:: INSTRUCTION ::
Identify every line in the records below that contains the word "Wareneinkauf", and copy each of those lines.

----- STORED DATA -----

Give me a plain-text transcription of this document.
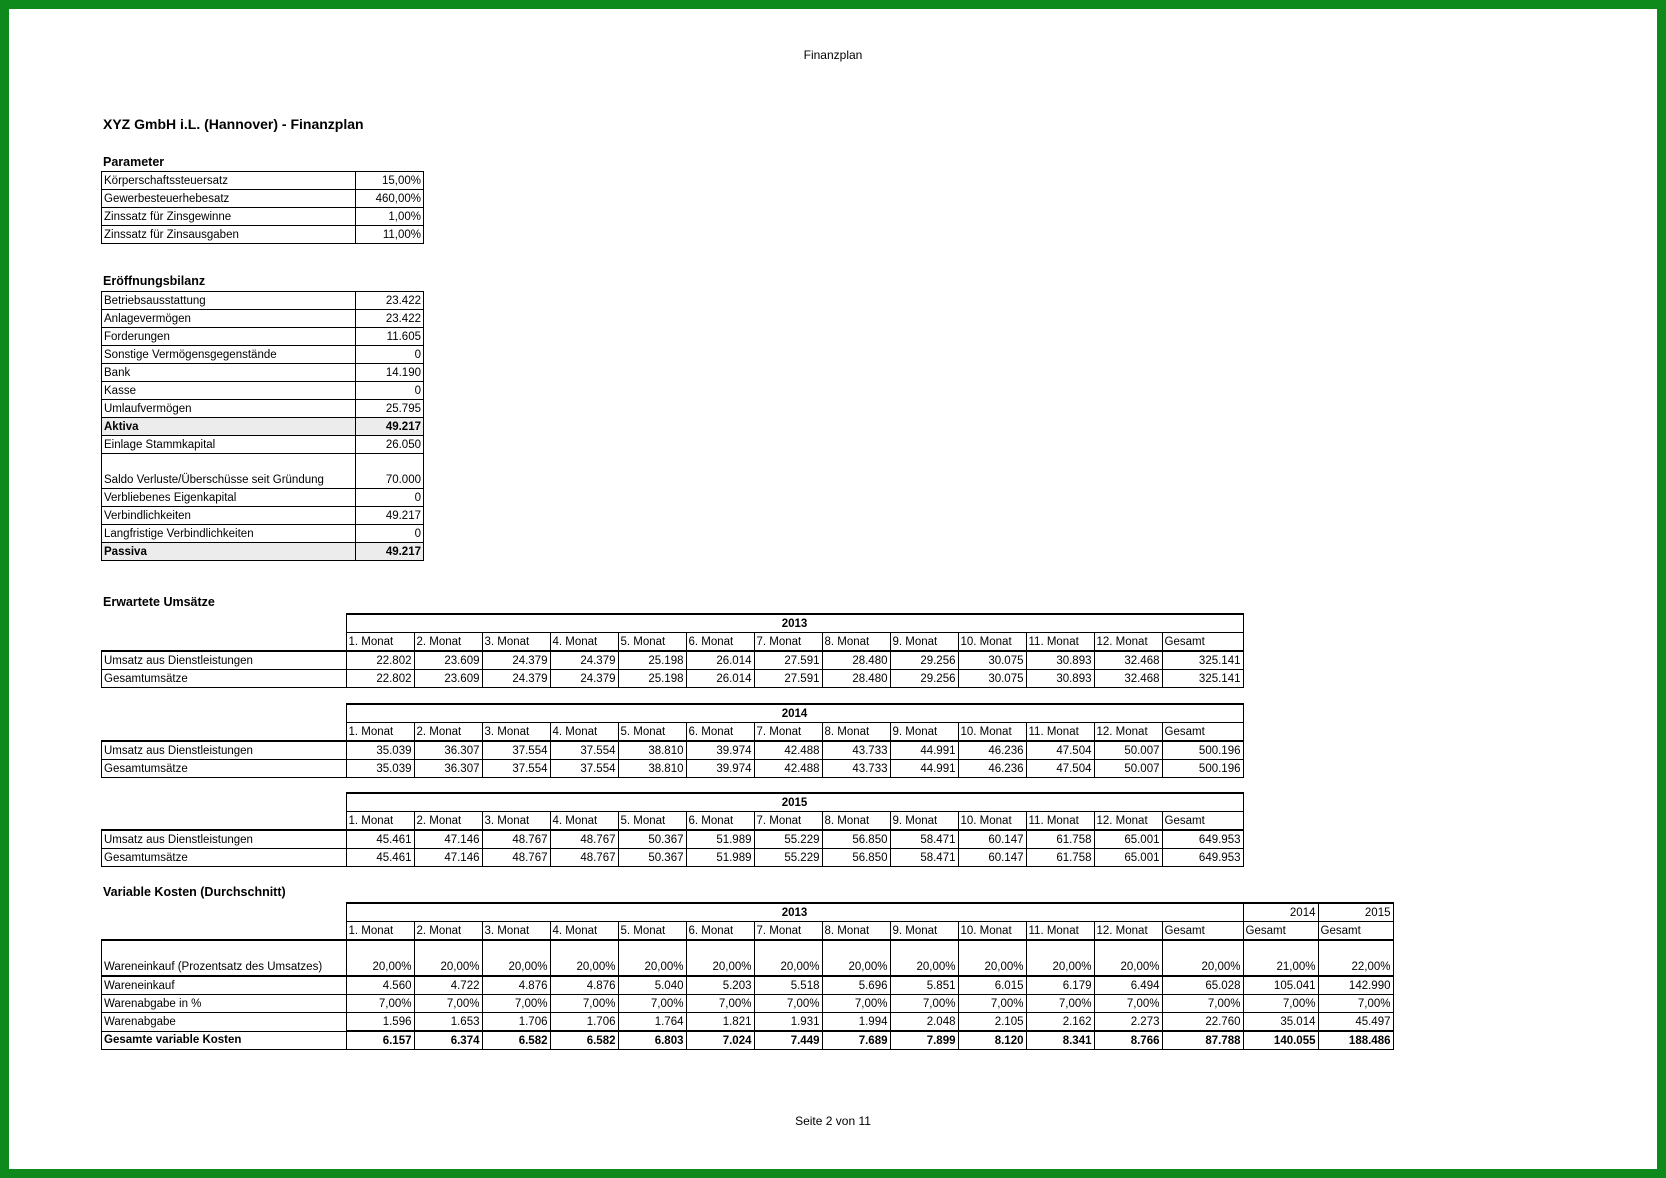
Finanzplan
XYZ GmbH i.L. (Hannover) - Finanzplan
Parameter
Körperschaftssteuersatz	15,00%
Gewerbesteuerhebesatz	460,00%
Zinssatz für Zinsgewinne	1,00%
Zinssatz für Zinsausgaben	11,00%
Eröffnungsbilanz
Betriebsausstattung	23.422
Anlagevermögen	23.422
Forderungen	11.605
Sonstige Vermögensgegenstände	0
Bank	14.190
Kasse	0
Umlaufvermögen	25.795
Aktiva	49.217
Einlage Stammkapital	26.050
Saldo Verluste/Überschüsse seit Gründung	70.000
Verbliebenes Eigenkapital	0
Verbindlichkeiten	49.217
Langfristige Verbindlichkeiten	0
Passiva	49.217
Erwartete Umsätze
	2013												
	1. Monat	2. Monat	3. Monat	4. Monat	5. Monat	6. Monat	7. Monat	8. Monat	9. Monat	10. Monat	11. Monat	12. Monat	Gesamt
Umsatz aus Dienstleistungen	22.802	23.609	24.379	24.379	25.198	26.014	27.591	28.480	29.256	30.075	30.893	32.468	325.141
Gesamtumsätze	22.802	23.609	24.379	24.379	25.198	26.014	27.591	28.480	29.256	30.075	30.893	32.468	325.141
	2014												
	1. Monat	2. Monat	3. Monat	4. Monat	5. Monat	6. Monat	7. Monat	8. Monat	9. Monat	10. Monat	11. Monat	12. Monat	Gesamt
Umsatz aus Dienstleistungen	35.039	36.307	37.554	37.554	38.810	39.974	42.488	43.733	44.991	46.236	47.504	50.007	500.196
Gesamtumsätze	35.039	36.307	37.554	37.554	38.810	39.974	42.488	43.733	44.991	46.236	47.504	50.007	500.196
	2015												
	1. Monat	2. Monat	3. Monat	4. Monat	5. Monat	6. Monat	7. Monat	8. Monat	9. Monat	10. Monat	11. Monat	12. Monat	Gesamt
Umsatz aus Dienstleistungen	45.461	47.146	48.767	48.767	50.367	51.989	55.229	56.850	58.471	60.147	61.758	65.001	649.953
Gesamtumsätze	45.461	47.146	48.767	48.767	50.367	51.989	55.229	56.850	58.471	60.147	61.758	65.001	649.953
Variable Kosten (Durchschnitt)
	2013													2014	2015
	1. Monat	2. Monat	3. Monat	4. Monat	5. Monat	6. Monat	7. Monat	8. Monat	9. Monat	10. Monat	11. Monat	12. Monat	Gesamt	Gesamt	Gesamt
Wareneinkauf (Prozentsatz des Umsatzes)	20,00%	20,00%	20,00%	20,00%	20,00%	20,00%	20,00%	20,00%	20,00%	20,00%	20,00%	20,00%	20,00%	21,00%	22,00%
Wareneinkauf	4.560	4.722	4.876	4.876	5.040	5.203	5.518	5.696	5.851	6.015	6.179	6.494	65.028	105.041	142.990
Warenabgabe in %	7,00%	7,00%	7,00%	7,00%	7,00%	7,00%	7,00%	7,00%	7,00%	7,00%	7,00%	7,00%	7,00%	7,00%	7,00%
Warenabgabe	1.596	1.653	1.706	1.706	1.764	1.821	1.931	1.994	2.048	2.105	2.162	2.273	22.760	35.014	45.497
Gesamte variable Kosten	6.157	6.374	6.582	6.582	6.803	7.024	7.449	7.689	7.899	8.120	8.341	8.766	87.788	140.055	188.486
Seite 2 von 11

-----

:: COMPLETE ANSWER ::
Wareneinkauf (Prozentsatz des Umsatzes)	20,00%	20,00%	20,00%	20,00%	20,00%	20,00%	20,00%	20,00%	20,00%	20,00%	20,00%	20,00%	20,00%	21,00%	22,00%
Wareneinkauf	4.560	4.722	4.876	4.876	5.040	5.203	5.518	5.696	5.851	6.015	6.179	6.494	65.028	105.041	142.990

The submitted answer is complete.